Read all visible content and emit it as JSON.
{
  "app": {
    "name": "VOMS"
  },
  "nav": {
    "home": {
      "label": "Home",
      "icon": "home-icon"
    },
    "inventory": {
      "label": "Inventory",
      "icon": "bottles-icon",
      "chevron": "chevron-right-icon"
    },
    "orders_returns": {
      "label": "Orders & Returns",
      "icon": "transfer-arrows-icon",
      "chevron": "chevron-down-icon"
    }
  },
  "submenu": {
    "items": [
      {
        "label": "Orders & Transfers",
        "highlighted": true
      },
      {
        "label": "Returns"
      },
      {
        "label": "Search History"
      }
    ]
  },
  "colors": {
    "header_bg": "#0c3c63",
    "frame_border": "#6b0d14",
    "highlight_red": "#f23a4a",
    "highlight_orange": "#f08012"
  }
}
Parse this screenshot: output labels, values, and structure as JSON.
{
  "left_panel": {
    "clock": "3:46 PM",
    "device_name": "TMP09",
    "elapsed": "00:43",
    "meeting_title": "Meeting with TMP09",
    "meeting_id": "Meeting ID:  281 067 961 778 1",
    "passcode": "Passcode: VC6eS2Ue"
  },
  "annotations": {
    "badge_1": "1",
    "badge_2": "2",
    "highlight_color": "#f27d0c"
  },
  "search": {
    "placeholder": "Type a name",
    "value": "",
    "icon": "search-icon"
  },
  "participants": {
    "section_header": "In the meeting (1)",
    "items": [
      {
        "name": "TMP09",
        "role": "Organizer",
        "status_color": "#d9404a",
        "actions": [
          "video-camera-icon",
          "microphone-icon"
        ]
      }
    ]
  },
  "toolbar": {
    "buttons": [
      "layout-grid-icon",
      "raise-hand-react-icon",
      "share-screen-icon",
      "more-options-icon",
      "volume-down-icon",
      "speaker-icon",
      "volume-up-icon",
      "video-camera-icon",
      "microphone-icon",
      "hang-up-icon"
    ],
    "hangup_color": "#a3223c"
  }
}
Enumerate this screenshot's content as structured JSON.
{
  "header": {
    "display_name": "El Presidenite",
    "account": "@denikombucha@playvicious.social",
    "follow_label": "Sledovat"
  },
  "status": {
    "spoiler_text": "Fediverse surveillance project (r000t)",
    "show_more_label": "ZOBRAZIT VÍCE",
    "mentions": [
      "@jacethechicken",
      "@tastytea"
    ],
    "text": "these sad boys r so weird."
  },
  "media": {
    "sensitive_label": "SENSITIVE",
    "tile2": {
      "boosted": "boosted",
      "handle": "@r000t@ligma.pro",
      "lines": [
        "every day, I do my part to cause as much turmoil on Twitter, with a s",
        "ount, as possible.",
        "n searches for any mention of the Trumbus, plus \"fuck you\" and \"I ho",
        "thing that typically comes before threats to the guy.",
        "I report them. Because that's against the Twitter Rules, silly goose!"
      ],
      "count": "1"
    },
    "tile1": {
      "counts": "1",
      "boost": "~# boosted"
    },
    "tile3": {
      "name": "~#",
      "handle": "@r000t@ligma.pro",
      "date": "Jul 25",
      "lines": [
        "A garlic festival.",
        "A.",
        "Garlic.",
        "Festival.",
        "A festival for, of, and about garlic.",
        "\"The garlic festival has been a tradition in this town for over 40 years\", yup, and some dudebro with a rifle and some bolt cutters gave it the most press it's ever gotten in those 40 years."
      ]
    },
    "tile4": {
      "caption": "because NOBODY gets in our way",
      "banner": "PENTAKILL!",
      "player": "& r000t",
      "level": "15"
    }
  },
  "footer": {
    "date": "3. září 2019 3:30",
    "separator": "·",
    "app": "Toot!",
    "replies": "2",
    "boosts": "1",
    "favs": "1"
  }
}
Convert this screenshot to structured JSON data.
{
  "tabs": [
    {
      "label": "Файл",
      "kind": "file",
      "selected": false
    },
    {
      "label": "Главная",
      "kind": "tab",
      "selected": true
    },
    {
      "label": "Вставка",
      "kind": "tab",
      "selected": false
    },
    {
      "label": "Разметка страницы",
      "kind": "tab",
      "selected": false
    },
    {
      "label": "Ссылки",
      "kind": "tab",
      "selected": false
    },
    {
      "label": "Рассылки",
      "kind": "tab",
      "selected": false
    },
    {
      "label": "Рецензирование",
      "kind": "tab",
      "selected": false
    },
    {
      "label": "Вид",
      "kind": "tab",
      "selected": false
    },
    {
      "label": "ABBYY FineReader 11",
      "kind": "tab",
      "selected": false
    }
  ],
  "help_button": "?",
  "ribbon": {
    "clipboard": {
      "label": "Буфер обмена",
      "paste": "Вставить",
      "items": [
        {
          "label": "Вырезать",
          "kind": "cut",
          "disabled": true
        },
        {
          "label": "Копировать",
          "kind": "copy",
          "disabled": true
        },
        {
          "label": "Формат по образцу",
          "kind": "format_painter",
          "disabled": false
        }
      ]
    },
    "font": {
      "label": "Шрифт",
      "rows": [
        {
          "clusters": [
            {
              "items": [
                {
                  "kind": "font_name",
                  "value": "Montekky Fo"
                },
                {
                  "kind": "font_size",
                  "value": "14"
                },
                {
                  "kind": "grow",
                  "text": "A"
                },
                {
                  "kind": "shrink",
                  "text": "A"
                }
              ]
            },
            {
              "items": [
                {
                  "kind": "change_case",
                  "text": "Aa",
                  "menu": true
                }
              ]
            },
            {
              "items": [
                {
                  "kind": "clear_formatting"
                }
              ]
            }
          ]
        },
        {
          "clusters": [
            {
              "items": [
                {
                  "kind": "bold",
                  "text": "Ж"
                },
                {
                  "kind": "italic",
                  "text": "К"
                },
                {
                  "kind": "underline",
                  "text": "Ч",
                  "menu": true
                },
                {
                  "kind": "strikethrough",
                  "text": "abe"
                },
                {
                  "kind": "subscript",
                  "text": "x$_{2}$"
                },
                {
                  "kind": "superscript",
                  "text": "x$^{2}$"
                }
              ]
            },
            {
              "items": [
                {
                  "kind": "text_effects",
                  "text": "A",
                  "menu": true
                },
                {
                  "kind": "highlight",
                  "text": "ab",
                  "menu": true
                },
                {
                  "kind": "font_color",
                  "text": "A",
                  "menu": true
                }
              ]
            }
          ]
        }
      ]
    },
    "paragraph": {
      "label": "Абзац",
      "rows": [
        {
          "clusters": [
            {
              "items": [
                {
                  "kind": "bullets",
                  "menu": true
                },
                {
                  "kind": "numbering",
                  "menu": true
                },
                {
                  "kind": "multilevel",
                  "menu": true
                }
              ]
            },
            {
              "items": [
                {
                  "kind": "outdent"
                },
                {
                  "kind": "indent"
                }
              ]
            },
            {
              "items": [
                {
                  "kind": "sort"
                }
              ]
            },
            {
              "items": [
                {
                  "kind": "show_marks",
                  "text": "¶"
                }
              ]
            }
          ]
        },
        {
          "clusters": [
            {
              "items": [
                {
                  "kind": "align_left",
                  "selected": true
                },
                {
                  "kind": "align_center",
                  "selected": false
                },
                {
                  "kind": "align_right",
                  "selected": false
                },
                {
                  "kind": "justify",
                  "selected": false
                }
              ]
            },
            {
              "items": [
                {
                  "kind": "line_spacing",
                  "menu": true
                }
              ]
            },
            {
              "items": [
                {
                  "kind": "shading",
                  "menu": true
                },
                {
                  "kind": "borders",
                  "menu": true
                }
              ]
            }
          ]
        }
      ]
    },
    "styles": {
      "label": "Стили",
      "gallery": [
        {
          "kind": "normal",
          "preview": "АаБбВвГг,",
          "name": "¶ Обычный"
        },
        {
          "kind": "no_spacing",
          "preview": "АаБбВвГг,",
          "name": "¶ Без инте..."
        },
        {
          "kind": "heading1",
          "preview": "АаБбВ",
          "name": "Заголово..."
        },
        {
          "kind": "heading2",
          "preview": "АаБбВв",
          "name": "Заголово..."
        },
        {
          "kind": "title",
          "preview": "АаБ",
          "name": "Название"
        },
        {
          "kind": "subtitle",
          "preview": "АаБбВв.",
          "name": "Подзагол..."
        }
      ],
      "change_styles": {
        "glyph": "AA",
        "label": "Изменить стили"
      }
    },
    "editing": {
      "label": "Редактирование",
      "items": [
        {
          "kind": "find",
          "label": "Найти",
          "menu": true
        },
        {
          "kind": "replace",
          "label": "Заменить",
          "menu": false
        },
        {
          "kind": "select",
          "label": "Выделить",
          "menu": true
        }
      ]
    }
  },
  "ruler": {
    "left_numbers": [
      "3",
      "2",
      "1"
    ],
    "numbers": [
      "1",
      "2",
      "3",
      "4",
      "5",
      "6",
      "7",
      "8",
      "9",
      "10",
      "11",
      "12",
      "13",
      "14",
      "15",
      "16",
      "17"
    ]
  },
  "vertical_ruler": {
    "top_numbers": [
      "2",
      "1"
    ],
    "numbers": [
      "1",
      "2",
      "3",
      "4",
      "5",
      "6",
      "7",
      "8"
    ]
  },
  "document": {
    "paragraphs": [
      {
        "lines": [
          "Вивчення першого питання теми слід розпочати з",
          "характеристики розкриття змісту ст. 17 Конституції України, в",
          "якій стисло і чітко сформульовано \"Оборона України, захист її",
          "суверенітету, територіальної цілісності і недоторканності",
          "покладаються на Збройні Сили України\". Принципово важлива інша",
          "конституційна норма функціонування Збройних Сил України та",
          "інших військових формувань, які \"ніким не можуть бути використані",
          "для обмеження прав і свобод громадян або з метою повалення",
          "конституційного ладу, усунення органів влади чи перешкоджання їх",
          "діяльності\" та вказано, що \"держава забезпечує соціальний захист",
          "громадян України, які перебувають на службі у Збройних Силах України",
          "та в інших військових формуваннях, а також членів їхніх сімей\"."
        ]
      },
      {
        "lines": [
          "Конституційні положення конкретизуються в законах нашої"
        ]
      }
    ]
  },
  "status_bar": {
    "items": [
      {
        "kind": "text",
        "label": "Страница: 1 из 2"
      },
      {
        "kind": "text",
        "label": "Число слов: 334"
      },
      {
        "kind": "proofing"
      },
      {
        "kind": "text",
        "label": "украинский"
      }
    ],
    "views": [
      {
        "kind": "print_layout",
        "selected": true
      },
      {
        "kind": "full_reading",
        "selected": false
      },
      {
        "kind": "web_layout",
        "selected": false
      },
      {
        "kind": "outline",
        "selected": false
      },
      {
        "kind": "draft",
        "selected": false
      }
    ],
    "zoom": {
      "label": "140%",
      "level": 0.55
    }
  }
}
☆ ☆ ☆ ☆
→ **Your goal**:
Within the data above, count the lines that contain the string "camera"; the reply is the number alone.

→ **Exercise result**:
2